WORK TO COMPLETE:
Only the text belongs in the copy: repeat each record exactly, without pictures.

(Data records)
# # # # #

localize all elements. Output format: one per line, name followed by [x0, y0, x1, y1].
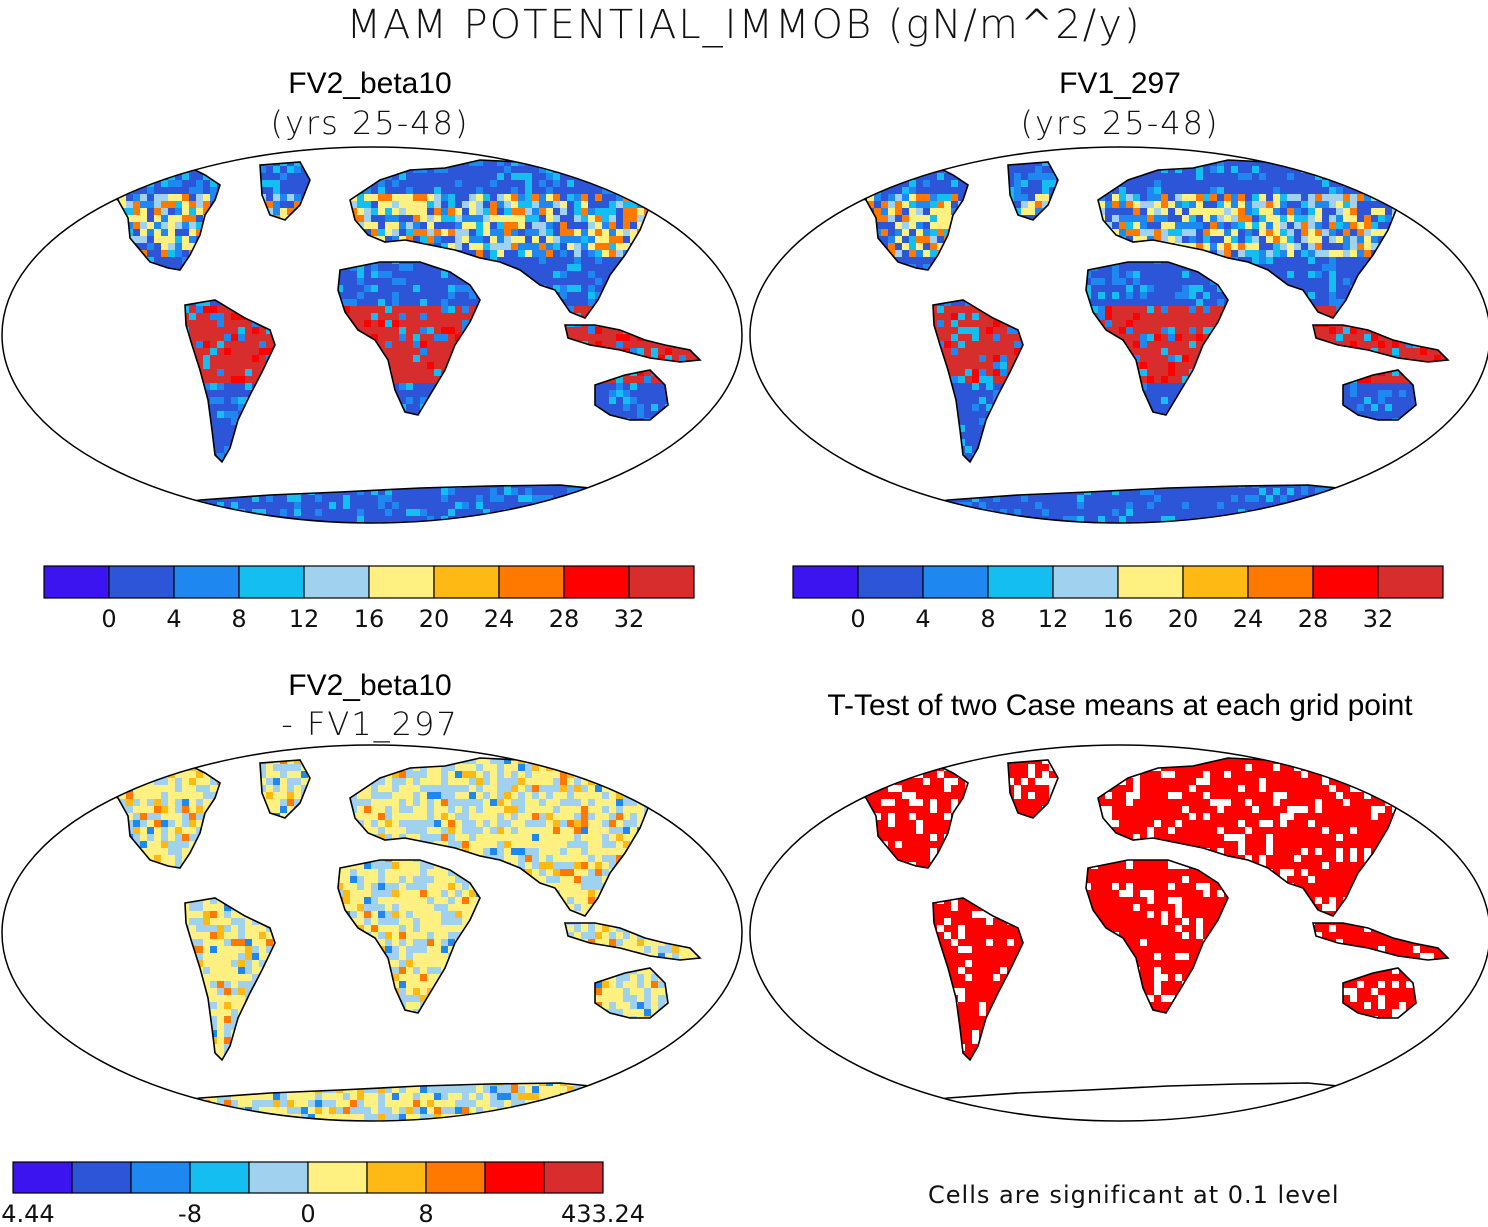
- colorbar-segment: [425, 1161, 486, 1194]
- colorbar-tick-label: 24: [484, 605, 515, 633]
- map-panel-ttest: [749, 744, 1488, 1122]
- coastline-southAmerica: [184, 299, 276, 464]
- colorbar-segment: [857, 565, 924, 599]
- colorbar-tick-label: 32: [614, 605, 645, 633]
- colorbar-fv2: 0 4 8 12 16 20 24 28 32: [43, 565, 695, 633]
- colorbar-tick-label: 0: [101, 605, 116, 633]
- colorbar-tick-label: 16: [1103, 605, 1134, 633]
- colorbar-tick-label: 20: [419, 605, 450, 633]
- coastline-indonesia: [1311, 324, 1450, 363]
- figure-title: MAM POTENTIAL_IMMOB (gN/m^2/y): [0, 0, 1488, 50]
- colorbar-tick-label: 12: [1038, 605, 1069, 633]
- significance-note: Cells are significant at 0.1 level: [928, 1181, 1340, 1209]
- colorbar-segment: [987, 565, 1054, 599]
- colorbar-segment: [628, 565, 695, 599]
- panel2-subtitle: (yrs 25-48): [870, 104, 1370, 142]
- colorbar-tick-label: 32: [1363, 605, 1394, 633]
- coastline-greenland: [259, 161, 311, 221]
- colorbar-segment: [238, 565, 305, 599]
- colorbar-tick-label: 0: [850, 605, 865, 633]
- colorbar-tick-label: -8: [178, 1200, 202, 1227]
- colorbar-tick-label: 28: [1298, 605, 1329, 633]
- map-border: [749, 146, 1488, 524]
- colorbar-segment: [248, 1161, 309, 1194]
- colorbar-tick-label: 433.24: [561, 1200, 645, 1227]
- colorbar-segment: [498, 565, 565, 599]
- colorbar-segment: [1117, 565, 1184, 599]
- colorbar-tick-label: 24: [1233, 605, 1264, 633]
- colorbar-segment: [130, 1161, 191, 1194]
- coastline-australia: [1342, 967, 1417, 1019]
- coastline-greenland: [1007, 161, 1059, 221]
- coastline-australia: [594, 369, 669, 421]
- coastline-southAmerica: [932, 897, 1024, 1062]
- colorbar-segment: [792, 565, 859, 599]
- coastline-indonesia: [563, 922, 702, 961]
- colorbar-tick-label: 20: [1168, 605, 1199, 633]
- colorbar-segment: [366, 1161, 427, 1194]
- coastline-africa: [337, 859, 481, 1014]
- colorbar-segment: [173, 565, 240, 599]
- coastline-eurasia: [1097, 757, 1399, 917]
- coastline-eurasia: [349, 757, 651, 917]
- panel1-subtitle: (yrs 25-48): [120, 104, 620, 142]
- colorbar-tick-label: 4: [915, 605, 930, 633]
- colorbar-segment: [1182, 565, 1249, 599]
- colorbar-tick-label: 28: [549, 605, 580, 633]
- coastline-greenland: [259, 759, 311, 819]
- colorbar-segment: [1052, 565, 1119, 599]
- colorbar-segment: [1247, 565, 1314, 599]
- coastline-southAmerica: [184, 897, 276, 1062]
- colorbar-tick-label: 8: [418, 1200, 433, 1227]
- colorbar-segment: [563, 565, 630, 599]
- colorbar-tick-label: 8: [231, 605, 246, 633]
- map-border: [1, 146, 743, 524]
- colorbar-segment: [108, 565, 175, 599]
- coastline-indonesia: [1311, 922, 1450, 961]
- colorbar-segment: [307, 1161, 368, 1194]
- colorbar-segment: [433, 565, 500, 599]
- colorbar-tick-label: -44.44: [0, 1200, 55, 1227]
- colorbar-segment: [189, 1161, 250, 1194]
- coastline-eurasia: [349, 159, 651, 319]
- coastline-indonesia: [563, 324, 702, 363]
- coastline-africa: [1085, 261, 1229, 416]
- coastline-southAmerica: [932, 299, 1024, 464]
- panel1-title: FV2_beta10: [120, 66, 620, 102]
- coastline-eurasia: [1097, 159, 1399, 319]
- colorbar-segment: [43, 565, 110, 599]
- coastline-africa: [337, 261, 481, 416]
- coastline-greenland: [1007, 759, 1059, 819]
- colorbar-difference: -44.44 -8 0 8 433.24: [0, 1161, 645, 1227]
- panel3-subtitle: - FV1_297: [120, 705, 620, 743]
- colorbar-fv1: 0 4 8 12 16 20 24 28 32: [792, 565, 1444, 633]
- colorbar-segment: [484, 1161, 545, 1194]
- colorbar-segment: [71, 1161, 132, 1194]
- colorbar-tick-label: 12: [289, 605, 320, 633]
- colorbar-segment: [543, 1161, 604, 1194]
- colorbar-segment: [1312, 565, 1379, 599]
- coastline-australia: [594, 967, 669, 1019]
- colorbar-segment: [922, 565, 989, 599]
- colorbar-segment: [368, 565, 435, 599]
- coastline-africa: [1085, 859, 1229, 1014]
- map-panel-fv2: [1, 146, 743, 524]
- panel4-title: T-Test of two Case means at each grid po…: [770, 688, 1470, 724]
- map-border: [749, 744, 1488, 1122]
- map-panel-difference: [1, 744, 743, 1122]
- colorbar-segment: [303, 565, 370, 599]
- map-border: [1, 744, 743, 1122]
- coastline-australia: [1342, 369, 1417, 421]
- colorbar-tick-label: 4: [166, 605, 181, 633]
- colorbar-segment: [12, 1161, 73, 1194]
- colorbar-segment: [1377, 565, 1444, 599]
- panel3-title: FV2_beta10: [120, 668, 620, 704]
- map-panel-fv1: [749, 146, 1488, 524]
- colorbar-tick-label: 16: [354, 605, 385, 633]
- panel2-title: FV1_297: [870, 66, 1370, 102]
- colorbar-tick-label: 8: [980, 605, 995, 633]
- colorbar-tick-label: 0: [300, 1200, 315, 1227]
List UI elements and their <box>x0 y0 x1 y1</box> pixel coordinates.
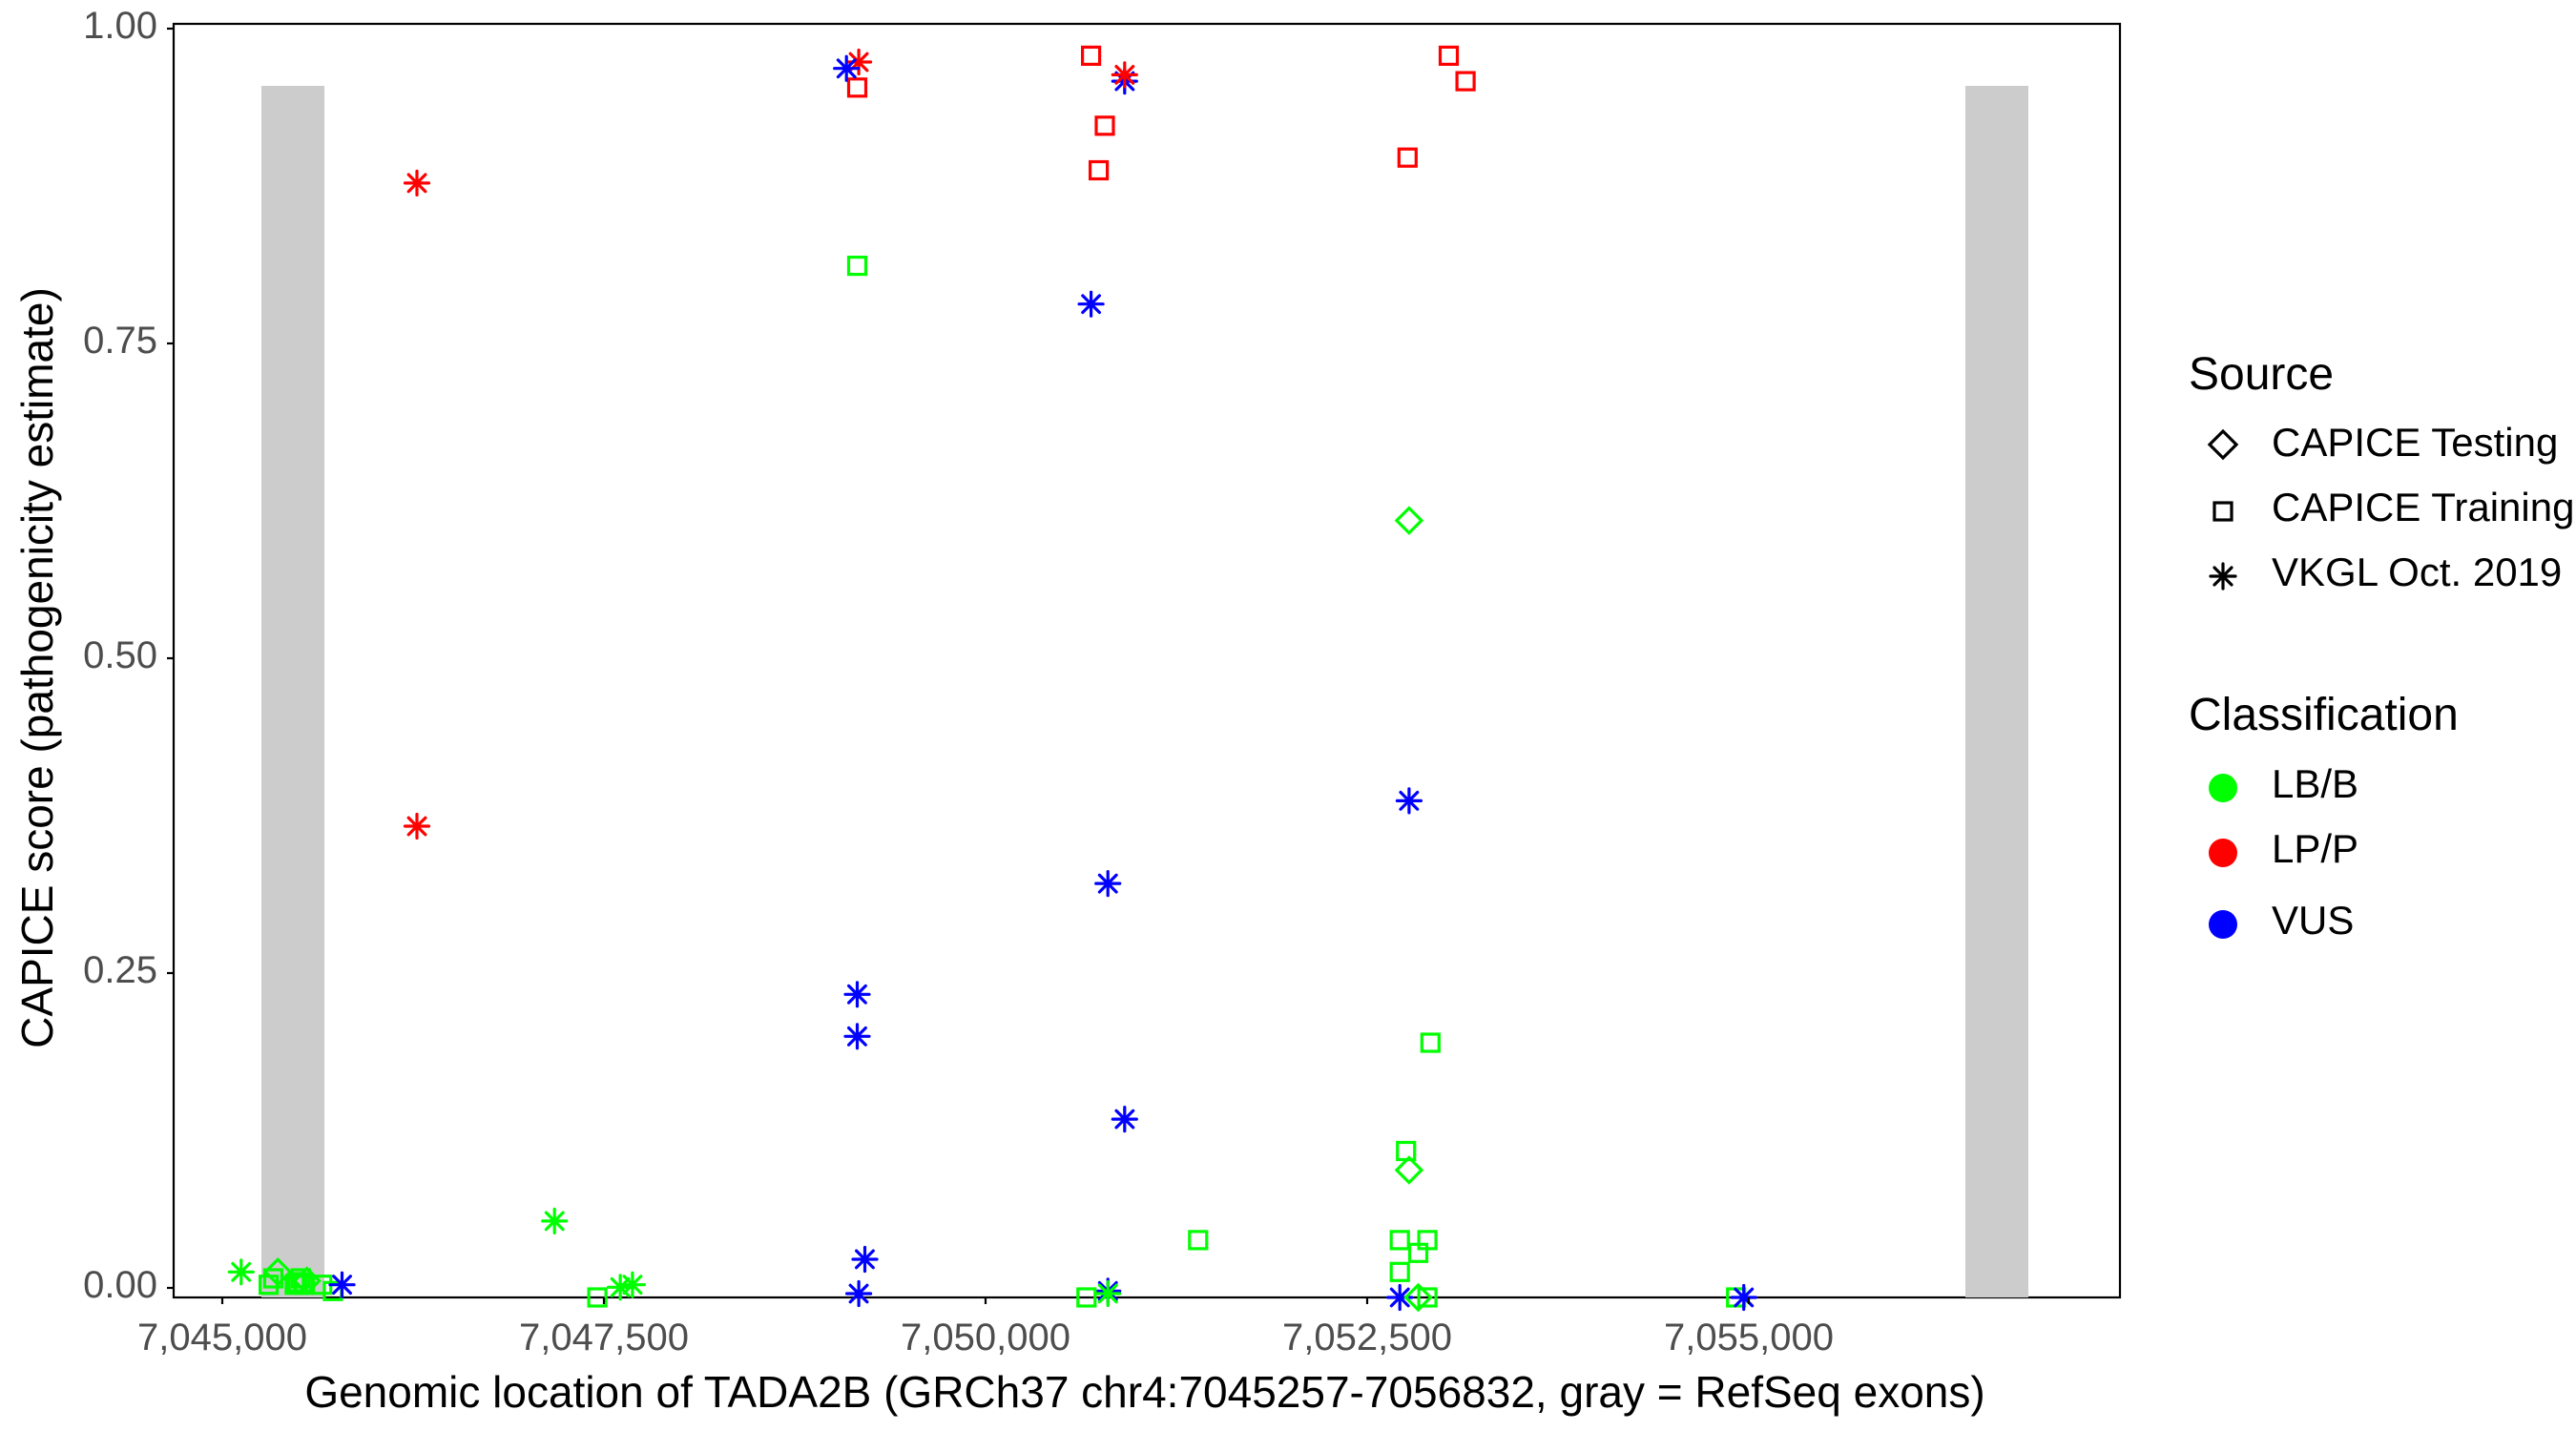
svg-text:VKGL Oct. 2019: VKGL Oct. 2019 <box>2272 550 2562 594</box>
svg-text:7,050,000: 7,050,000 <box>901 1317 1070 1358</box>
svg-text:7,047,500: 7,047,500 <box>519 1317 689 1358</box>
svg-text:1.00: 1.00 <box>83 5 157 47</box>
svg-text:0.75: 0.75 <box>83 320 157 362</box>
svg-text:CAPICE Testing: CAPICE Testing <box>2272 420 2558 465</box>
svg-text:Source: Source <box>2189 349 2334 400</box>
svg-text:LP/P: LP/P <box>2272 826 2358 871</box>
svg-text:CAPICE Training: CAPICE Training <box>2272 485 2574 529</box>
svg-text:7,045,000: 7,045,000 <box>137 1317 307 1358</box>
svg-text:LB/B: LB/B <box>2272 761 2358 806</box>
svg-text:7,055,000: 7,055,000 <box>1664 1317 1834 1358</box>
svg-text:CAPICE score (pathogenicity es: CAPICE score (pathogenicity estimate) <box>12 287 62 1048</box>
svg-text:VUS: VUS <box>2272 898 2354 943</box>
svg-text:Genomic location of TADA2B (GR: Genomic location of TADA2B (GRCh37 chr4:… <box>304 1367 1984 1417</box>
svg-text:0.25: 0.25 <box>83 949 157 991</box>
svg-text:0.00: 0.00 <box>83 1264 157 1306</box>
svg-text:0.50: 0.50 <box>83 634 157 676</box>
svg-text:Classification: Classification <box>2189 690 2459 740</box>
svg-text:7,052,500: 7,052,500 <box>1282 1317 1452 1358</box>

# # # # #

SOLUTION:
localize all elements. Output format: one per line, name followed by [x0, y0, x1, y1].
- colorbar-segment: [425, 1161, 486, 1194]
- colorbar-tick-label: 24: [484, 605, 515, 633]
- map-panel-ttest: [749, 744, 1488, 1122]
- coastline-southAmerica: [184, 299, 276, 464]
- colorbar-segment: [857, 565, 924, 599]
- colorbar-tick-label: 32: [614, 605, 645, 633]
- colorbar-fv2: 0 4 8 12 16 20 24 28 32: [43, 565, 695, 633]
- colorbar-tick-label: 0: [101, 605, 116, 633]
- colorbar-tick-label: 16: [1103, 605, 1134, 633]
- colorbar-tick-label: 20: [419, 605, 450, 633]
- coastline-indonesia: [1311, 324, 1450, 363]
- figure-title: MAM POTENTIAL_IMMOB (gN/m^2/y): [0, 0, 1488, 50]
- colorbar-tick-label: 12: [1038, 605, 1069, 633]
- significance-note: Cells are significant at 0.1 level: [928, 1181, 1340, 1209]
- colorbar-segment: [987, 565, 1054, 599]
- colorbar-segment: [628, 565, 695, 599]
- panel2-subtitle: (yrs 25-48): [870, 104, 1370, 142]
- colorbar-tick-label: 32: [1363, 605, 1394, 633]
- coastline-greenland: [259, 161, 311, 221]
- colorbar-segment: [238, 565, 305, 599]
- colorbar-tick-label: 0: [850, 605, 865, 633]
- colorbar-tick-label: -8: [178, 1200, 202, 1227]
- colorbar-tick-label: 28: [1298, 605, 1329, 633]
- map-border: [749, 146, 1488, 524]
- colorbar-segment: [248, 1161, 309, 1194]
- colorbar-tick-label: 433.24: [561, 1200, 645, 1227]
- colorbar-segment: [498, 565, 565, 599]
- colorbar-segment: [1117, 565, 1184, 599]
- colorbar-tick-label: 24: [1233, 605, 1264, 633]
- colorbar-segment: [130, 1161, 191, 1194]
- coastline-australia: [1342, 967, 1417, 1019]
- coastline-greenland: [1007, 161, 1059, 221]
- coastline-australia: [594, 369, 669, 421]
- coastline-southAmerica: [932, 897, 1024, 1062]
- colorbar-segment: [792, 565, 859, 599]
- coastline-indonesia: [563, 922, 702, 961]
- colorbar-tick-label: 20: [1168, 605, 1199, 633]
- colorbar-segment: [366, 1161, 427, 1194]
- coastline-africa: [337, 859, 481, 1014]
- colorbar-segment: [173, 565, 240, 599]
- coastline-eurasia: [1097, 757, 1399, 917]
- coastline-eurasia: [349, 757, 651, 917]
- panel1-subtitle: (yrs 25-48): [120, 104, 620, 142]
- colorbar-tick-label: 4: [915, 605, 930, 633]
- colorbar-segment: [1182, 565, 1249, 599]
- colorbar-tick-label: 28: [549, 605, 580, 633]
- coastline-greenland: [259, 759, 311, 819]
- colorbar-segment: [1052, 565, 1119, 599]
- colorbar-segment: [1247, 565, 1314, 599]
- coastline-southAmerica: [184, 897, 276, 1062]
- colorbar-tick-label: 8: [418, 1200, 433, 1227]
- colorbar-segment: [563, 565, 630, 599]
- colorbar-tick-label: 8: [231, 605, 246, 633]
- map-border: [1, 146, 743, 524]
- colorbar-segment: [108, 565, 175, 599]
- coastline-indonesia: [1311, 922, 1450, 961]
- colorbar-segment: [307, 1161, 368, 1194]
- colorbar-segment: [433, 565, 500, 599]
- colorbar-tick-label: -44.44: [0, 1200, 55, 1227]
- colorbar-segment: [189, 1161, 250, 1194]
- coastline-eurasia: [349, 159, 651, 319]
- coastline-indonesia: [563, 324, 702, 363]
- coastline-africa: [1085, 261, 1229, 416]
- coastline-southAmerica: [932, 299, 1024, 464]
- panel1-title: FV2_beta10: [120, 66, 620, 102]
- coastline-eurasia: [1097, 159, 1399, 319]
- colorbar-segment: [43, 565, 110, 599]
- coastline-africa: [337, 261, 481, 416]
- coastline-greenland: [1007, 759, 1059, 819]
- colorbar-difference: -44.44 -8 0 8 433.24: [0, 1161, 645, 1227]
- panel3-subtitle: - FV1_297: [120, 705, 620, 743]
- colorbar-fv1: 0 4 8 12 16 20 24 28 32: [792, 565, 1444, 633]
- colorbar-segment: [484, 1161, 545, 1194]
- colorbar-segment: [71, 1161, 132, 1194]
- colorbar-tick-label: 12: [289, 605, 320, 633]
- colorbar-segment: [543, 1161, 604, 1194]
- colorbar-segment: [1312, 565, 1379, 599]
- coastline-australia: [594, 967, 669, 1019]
- colorbar-segment: [922, 565, 989, 599]
- colorbar-segment: [368, 565, 435, 599]
- coastline-africa: [1085, 859, 1229, 1014]
- map-panel-fv2: [1, 146, 743, 524]
- panel4-title: T-Test of two Case means at each grid po…: [770, 688, 1470, 724]
- map-border: [749, 744, 1488, 1122]
- map-panel-difference: [1, 744, 743, 1122]
- colorbar-segment: [303, 565, 370, 599]
- map-border: [1, 744, 743, 1122]
- coastline-australia: [1342, 369, 1417, 421]
- colorbar-tick-label: 4: [166, 605, 181, 633]
- colorbar-segment: [12, 1161, 73, 1194]
- colorbar-segment: [1377, 565, 1444, 599]
- panel3-title: FV2_beta10: [120, 668, 620, 704]
- map-panel-fv1: [749, 146, 1488, 524]
- colorbar-tick-label: 16: [354, 605, 385, 633]
- panel2-title: FV1_297: [870, 66, 1370, 102]
- colorbar-tick-label: 8: [980, 605, 995, 633]
- colorbar-tick-label: 0: [300, 1200, 315, 1227]
List UI elements and their <box>x0 y0 x1 y1</box> pixel coordinates.
svg-text:VKGL Oct. 2019: VKGL Oct. 2019 <box>2272 550 2562 594</box>
svg-text:7,050,000: 7,050,000 <box>901 1317 1070 1358</box>
svg-text:7,047,500: 7,047,500 <box>519 1317 689 1358</box>
svg-text:1.00: 1.00 <box>83 5 157 47</box>
svg-text:0.75: 0.75 <box>83 320 157 362</box>
svg-text:CAPICE Testing: CAPICE Testing <box>2272 420 2558 465</box>
svg-text:Source: Source <box>2189 349 2334 400</box>
svg-text:LP/P: LP/P <box>2272 826 2358 871</box>
svg-text:CAPICE Training: CAPICE Training <box>2272 485 2574 529</box>
svg-text:7,045,000: 7,045,000 <box>137 1317 307 1358</box>
svg-text:LB/B: LB/B <box>2272 761 2358 806</box>
svg-text:7,055,000: 7,055,000 <box>1664 1317 1834 1358</box>
svg-text:CAPICE score (pathogenicity es: CAPICE score (pathogenicity estimate) <box>12 287 62 1048</box>
svg-text:VUS: VUS <box>2272 898 2354 943</box>
svg-text:Genomic location of TADA2B (GR: Genomic location of TADA2B (GRCh37 chr4:… <box>304 1367 1984 1417</box>
svg-text:0.25: 0.25 <box>83 949 157 991</box>
svg-text:0.00: 0.00 <box>83 1264 157 1306</box>
svg-text:0.50: 0.50 <box>83 634 157 676</box>
svg-text:Classification: Classification <box>2189 690 2459 740</box>
svg-text:7,052,500: 7,052,500 <box>1282 1317 1452 1358</box>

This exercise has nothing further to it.